Stated problem >>
Search the records for the word "screenshot" and report each line that has it.

Source records >>

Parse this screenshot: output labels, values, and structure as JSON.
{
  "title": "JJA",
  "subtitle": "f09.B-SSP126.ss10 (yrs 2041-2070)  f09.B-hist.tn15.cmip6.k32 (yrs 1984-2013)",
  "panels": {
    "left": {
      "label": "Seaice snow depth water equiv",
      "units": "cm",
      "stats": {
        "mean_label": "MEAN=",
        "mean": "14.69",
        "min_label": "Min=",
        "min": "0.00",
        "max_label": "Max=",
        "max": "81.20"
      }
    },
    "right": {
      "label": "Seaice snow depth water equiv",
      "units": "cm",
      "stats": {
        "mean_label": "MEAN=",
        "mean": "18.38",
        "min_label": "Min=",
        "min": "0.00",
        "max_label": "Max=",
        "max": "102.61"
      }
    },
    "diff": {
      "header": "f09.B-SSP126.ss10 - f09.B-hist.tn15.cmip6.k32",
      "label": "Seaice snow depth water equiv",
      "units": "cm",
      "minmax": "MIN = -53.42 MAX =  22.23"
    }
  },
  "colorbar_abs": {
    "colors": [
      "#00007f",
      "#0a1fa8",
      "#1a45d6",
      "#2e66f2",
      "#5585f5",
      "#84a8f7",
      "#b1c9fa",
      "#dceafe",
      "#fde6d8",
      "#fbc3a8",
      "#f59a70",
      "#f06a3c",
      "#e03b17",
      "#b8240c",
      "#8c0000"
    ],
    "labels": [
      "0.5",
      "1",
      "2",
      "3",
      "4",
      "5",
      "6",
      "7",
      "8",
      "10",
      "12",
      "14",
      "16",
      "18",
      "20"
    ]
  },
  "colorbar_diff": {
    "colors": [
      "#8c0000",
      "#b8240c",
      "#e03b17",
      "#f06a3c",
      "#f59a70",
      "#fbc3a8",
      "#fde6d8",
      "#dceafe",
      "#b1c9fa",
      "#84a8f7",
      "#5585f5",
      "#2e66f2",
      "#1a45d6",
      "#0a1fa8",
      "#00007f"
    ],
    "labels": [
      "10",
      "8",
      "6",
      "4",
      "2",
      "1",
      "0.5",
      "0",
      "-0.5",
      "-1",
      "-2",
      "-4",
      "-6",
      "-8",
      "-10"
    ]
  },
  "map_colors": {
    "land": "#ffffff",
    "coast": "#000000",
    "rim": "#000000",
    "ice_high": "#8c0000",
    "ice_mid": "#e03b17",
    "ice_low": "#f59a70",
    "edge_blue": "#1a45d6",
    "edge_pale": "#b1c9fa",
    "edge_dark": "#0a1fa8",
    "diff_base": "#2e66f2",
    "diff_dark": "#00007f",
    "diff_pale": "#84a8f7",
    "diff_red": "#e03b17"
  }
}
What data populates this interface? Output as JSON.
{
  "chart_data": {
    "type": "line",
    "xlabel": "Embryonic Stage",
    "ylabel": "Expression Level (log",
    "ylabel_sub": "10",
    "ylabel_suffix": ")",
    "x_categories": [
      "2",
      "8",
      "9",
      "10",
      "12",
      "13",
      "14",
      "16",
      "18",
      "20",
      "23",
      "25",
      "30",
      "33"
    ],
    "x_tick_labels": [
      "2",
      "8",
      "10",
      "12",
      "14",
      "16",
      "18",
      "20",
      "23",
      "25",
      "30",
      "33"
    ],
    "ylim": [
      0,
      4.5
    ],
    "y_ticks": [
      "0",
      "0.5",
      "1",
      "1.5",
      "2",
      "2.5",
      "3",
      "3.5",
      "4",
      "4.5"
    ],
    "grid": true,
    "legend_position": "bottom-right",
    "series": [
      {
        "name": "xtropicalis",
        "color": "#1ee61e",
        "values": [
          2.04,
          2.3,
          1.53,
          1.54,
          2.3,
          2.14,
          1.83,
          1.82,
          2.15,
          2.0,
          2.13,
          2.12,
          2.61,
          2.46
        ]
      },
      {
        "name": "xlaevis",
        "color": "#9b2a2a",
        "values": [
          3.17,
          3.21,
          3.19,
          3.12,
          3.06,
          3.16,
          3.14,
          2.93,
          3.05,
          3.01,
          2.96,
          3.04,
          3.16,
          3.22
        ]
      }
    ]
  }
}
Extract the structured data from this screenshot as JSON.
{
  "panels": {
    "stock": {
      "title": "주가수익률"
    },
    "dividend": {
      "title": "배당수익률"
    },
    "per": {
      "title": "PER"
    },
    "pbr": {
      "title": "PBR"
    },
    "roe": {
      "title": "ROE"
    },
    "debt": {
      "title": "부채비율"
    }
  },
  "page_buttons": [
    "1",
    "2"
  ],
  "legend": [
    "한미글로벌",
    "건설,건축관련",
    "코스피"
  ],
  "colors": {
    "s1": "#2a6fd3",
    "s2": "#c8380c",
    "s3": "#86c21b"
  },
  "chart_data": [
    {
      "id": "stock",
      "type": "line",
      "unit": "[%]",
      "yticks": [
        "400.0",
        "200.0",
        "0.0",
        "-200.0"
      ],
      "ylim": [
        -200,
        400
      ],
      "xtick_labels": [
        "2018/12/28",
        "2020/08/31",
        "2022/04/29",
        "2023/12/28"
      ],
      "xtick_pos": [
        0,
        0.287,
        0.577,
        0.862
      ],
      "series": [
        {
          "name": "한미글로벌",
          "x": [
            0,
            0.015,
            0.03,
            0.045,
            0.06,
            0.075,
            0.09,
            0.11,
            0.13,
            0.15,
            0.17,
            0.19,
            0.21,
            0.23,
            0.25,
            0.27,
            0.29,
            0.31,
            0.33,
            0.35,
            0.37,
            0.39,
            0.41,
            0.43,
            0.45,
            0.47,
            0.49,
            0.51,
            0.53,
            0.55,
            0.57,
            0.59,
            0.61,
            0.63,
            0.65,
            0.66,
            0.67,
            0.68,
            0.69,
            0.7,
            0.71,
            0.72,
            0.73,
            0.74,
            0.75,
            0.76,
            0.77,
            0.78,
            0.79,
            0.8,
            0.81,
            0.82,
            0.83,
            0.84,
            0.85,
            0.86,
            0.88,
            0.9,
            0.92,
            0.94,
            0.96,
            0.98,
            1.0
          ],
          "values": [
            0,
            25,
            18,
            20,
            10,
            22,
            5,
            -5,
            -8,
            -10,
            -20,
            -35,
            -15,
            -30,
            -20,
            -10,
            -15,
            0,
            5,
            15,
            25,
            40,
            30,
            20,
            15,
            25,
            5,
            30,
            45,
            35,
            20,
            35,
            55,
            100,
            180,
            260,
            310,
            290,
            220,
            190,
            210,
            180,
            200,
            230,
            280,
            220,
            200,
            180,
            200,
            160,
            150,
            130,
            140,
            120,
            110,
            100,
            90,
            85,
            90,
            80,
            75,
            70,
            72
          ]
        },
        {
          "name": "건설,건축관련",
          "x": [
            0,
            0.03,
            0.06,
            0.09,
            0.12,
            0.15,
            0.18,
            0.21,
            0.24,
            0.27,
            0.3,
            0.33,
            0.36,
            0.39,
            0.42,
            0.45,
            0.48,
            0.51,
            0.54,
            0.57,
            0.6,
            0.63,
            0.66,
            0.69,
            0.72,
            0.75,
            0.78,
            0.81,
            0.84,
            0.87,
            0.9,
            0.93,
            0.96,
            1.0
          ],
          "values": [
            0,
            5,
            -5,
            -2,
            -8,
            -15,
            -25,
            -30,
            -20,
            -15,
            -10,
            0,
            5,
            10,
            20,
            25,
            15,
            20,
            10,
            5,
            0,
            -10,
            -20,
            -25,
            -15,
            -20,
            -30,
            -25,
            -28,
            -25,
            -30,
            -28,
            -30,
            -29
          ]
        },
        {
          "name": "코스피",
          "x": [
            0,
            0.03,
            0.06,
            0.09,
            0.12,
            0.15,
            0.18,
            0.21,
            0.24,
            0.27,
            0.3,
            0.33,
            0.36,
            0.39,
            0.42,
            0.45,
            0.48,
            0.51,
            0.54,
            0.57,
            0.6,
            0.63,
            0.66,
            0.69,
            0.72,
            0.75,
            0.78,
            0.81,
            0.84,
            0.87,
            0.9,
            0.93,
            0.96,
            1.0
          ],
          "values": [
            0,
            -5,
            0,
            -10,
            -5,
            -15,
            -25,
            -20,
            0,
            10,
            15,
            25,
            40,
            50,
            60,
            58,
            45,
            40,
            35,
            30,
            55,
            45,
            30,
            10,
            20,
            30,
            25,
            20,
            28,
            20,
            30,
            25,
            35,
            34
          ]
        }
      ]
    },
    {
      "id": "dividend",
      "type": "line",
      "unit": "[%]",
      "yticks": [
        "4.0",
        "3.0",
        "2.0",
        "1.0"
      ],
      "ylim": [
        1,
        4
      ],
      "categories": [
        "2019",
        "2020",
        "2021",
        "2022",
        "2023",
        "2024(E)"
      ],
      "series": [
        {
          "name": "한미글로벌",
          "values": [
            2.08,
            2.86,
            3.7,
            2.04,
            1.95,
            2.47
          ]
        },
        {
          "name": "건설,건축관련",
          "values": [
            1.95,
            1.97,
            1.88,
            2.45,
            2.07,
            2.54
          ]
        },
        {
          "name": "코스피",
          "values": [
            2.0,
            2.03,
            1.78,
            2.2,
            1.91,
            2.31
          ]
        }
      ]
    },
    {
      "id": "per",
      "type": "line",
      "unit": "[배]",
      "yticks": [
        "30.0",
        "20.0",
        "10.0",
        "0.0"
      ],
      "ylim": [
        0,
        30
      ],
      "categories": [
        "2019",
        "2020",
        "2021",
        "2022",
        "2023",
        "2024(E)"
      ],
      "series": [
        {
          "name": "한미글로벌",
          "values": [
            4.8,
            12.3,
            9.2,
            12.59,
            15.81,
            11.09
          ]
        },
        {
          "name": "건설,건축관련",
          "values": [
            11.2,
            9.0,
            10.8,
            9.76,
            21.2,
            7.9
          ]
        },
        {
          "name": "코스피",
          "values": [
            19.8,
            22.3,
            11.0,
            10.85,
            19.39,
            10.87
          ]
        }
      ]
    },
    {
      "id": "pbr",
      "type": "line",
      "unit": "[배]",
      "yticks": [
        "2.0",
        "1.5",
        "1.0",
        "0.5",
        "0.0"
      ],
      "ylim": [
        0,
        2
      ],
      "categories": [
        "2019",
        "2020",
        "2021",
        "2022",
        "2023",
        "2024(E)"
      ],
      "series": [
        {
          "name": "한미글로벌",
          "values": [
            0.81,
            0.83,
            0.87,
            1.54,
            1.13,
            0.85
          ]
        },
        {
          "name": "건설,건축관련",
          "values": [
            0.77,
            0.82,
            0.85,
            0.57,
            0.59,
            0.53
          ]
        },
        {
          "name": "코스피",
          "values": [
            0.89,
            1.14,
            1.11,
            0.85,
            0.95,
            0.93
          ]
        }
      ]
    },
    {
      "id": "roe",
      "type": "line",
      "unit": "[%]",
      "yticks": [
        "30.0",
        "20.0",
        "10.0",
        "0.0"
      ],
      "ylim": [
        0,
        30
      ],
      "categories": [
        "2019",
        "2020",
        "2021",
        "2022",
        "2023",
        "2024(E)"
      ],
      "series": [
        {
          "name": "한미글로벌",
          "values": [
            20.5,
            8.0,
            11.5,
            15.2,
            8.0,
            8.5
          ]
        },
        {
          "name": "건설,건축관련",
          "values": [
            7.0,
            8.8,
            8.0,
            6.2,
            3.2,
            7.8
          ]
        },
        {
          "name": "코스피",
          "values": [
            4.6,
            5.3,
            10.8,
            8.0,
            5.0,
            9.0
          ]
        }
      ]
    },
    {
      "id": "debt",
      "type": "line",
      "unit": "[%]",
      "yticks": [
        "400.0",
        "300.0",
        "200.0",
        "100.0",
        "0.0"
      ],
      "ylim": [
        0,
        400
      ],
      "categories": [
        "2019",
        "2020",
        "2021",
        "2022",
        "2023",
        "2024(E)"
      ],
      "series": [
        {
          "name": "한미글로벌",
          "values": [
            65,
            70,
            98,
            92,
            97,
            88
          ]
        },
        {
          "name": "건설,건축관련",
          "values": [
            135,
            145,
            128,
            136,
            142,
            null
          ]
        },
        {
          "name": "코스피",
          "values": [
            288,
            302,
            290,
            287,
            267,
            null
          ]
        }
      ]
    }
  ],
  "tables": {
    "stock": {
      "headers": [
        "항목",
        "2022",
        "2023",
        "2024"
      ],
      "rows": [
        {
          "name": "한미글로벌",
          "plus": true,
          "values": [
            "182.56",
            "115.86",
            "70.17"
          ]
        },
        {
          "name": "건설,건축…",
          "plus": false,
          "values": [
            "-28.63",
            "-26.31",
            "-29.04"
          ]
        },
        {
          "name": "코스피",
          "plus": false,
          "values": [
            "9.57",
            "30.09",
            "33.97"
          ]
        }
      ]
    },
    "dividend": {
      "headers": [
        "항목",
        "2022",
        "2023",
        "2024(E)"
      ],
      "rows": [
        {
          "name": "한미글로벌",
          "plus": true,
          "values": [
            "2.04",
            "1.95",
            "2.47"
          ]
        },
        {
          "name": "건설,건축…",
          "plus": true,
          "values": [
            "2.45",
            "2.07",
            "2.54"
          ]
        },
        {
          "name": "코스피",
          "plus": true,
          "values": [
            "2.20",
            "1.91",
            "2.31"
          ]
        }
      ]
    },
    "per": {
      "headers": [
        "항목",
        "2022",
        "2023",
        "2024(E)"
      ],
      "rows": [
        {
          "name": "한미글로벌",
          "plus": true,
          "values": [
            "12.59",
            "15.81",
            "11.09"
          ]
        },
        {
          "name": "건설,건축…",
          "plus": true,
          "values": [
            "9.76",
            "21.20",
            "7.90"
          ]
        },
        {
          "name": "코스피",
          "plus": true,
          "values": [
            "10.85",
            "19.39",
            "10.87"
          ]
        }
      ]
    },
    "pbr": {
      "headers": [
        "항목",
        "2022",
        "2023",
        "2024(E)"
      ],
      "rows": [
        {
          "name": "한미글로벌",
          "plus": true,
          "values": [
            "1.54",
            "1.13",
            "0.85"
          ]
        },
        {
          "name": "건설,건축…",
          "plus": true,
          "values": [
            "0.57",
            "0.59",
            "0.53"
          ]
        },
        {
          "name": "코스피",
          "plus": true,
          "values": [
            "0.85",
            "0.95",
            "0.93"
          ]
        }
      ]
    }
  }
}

Exercise solution >>
Parse this screenshot: output labels, values, and structure as JSON.
Extract the structured data from this screenshot as JSON.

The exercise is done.